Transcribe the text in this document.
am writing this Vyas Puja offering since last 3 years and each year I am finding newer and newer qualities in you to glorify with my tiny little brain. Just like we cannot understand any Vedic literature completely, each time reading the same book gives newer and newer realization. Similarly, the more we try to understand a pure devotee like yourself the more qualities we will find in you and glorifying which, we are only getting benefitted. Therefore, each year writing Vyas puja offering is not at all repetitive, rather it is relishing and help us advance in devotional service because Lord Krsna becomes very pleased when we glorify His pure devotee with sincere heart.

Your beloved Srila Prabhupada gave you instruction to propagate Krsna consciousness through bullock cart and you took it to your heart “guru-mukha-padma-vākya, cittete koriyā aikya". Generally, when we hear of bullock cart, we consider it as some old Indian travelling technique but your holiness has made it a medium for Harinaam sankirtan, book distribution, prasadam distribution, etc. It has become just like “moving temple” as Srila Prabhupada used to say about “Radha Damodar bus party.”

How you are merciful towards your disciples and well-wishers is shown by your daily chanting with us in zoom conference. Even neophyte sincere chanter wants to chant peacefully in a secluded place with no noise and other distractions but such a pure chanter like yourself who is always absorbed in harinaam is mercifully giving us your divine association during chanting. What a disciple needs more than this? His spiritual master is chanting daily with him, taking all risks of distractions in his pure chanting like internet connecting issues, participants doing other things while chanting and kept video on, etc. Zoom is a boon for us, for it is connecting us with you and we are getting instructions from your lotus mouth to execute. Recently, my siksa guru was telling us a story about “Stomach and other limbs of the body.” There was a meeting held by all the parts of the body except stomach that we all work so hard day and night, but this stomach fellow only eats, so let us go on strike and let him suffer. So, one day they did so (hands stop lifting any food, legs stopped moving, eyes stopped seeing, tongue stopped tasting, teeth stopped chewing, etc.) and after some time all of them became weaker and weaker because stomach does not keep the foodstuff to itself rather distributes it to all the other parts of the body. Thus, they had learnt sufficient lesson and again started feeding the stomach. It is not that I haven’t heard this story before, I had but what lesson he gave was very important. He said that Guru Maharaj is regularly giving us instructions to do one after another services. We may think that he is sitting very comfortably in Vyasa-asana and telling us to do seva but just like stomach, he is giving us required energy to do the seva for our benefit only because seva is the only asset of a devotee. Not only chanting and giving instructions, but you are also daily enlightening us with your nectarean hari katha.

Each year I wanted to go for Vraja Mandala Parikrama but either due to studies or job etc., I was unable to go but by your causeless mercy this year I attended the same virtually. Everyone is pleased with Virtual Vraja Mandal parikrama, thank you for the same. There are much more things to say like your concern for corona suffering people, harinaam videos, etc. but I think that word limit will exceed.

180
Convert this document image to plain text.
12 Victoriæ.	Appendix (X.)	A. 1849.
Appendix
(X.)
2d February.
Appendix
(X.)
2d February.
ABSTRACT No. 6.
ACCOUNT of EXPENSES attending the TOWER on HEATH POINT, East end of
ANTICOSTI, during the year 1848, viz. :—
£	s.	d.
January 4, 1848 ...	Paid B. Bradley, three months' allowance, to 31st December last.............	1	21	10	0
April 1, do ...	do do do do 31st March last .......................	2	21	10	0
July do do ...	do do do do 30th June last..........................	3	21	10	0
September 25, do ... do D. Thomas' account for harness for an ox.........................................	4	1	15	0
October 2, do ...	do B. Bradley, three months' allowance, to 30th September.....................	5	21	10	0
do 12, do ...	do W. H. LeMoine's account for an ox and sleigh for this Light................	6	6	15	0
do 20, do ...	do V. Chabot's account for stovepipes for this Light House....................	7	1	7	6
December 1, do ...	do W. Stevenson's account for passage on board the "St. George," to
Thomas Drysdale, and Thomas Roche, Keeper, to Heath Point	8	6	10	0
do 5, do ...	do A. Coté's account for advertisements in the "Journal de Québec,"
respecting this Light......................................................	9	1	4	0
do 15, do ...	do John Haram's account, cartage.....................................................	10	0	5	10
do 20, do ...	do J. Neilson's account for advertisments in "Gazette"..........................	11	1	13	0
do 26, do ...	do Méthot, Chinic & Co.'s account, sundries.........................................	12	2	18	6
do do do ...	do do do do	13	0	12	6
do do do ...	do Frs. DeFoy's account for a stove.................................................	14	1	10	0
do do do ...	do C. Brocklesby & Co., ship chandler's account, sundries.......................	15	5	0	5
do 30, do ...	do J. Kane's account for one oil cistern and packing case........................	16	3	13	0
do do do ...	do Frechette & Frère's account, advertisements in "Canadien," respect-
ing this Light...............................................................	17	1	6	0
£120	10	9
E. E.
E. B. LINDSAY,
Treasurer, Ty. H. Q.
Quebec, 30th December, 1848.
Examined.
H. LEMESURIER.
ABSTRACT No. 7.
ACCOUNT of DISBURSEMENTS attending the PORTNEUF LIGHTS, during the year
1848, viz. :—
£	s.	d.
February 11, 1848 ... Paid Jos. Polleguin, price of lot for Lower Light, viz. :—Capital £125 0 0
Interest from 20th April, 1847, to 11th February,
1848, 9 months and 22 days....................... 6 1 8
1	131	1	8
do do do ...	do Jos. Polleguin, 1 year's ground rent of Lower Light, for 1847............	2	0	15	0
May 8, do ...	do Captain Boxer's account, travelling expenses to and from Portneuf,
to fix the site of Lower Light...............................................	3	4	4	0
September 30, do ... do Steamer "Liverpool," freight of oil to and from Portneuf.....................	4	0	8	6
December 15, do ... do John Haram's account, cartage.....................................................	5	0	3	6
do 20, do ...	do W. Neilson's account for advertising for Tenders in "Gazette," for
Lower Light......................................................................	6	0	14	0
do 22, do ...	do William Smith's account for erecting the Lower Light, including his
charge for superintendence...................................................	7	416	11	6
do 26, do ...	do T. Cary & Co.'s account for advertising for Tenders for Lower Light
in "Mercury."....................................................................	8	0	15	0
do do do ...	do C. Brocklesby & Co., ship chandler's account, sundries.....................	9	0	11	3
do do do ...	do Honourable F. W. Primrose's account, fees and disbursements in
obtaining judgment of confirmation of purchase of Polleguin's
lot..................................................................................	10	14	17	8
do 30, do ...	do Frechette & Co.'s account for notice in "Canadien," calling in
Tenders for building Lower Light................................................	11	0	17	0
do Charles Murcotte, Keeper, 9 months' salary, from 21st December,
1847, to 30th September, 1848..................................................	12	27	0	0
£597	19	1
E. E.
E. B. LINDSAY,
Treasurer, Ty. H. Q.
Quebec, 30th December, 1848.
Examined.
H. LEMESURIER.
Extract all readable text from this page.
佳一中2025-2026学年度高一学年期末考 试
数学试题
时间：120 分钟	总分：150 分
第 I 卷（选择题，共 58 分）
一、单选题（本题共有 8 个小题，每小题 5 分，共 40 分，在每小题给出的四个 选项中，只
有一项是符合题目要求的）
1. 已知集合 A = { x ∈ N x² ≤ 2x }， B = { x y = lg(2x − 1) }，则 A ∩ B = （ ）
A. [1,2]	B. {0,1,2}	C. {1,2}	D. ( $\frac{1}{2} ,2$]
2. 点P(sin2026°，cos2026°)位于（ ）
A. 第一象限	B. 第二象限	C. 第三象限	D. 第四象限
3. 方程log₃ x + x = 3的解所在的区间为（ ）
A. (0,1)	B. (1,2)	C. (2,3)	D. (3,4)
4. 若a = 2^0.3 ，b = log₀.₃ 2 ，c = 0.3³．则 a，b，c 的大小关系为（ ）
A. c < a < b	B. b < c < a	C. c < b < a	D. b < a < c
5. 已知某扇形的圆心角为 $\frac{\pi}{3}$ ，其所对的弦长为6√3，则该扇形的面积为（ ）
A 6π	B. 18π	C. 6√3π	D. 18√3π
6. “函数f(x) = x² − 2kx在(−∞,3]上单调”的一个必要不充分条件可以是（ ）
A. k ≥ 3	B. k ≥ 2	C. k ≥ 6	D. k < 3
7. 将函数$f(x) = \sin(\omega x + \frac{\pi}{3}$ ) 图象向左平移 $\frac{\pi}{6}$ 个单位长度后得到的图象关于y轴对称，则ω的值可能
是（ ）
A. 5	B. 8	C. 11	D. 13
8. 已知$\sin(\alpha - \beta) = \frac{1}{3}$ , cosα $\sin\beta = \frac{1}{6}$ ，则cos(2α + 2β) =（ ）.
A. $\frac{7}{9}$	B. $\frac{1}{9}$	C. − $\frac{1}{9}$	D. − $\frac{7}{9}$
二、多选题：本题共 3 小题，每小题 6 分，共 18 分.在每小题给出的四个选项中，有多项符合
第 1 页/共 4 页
***
- Aim of the task -
Review the material and copy each line in which the word "Haram" appears.

- Answer to the task -
do 15, do ...	do John Haram's account, cartage.....................................................	10	0	5	10
December 15, do ... do John Haram's account, cartage.....................................................	5	0	3	6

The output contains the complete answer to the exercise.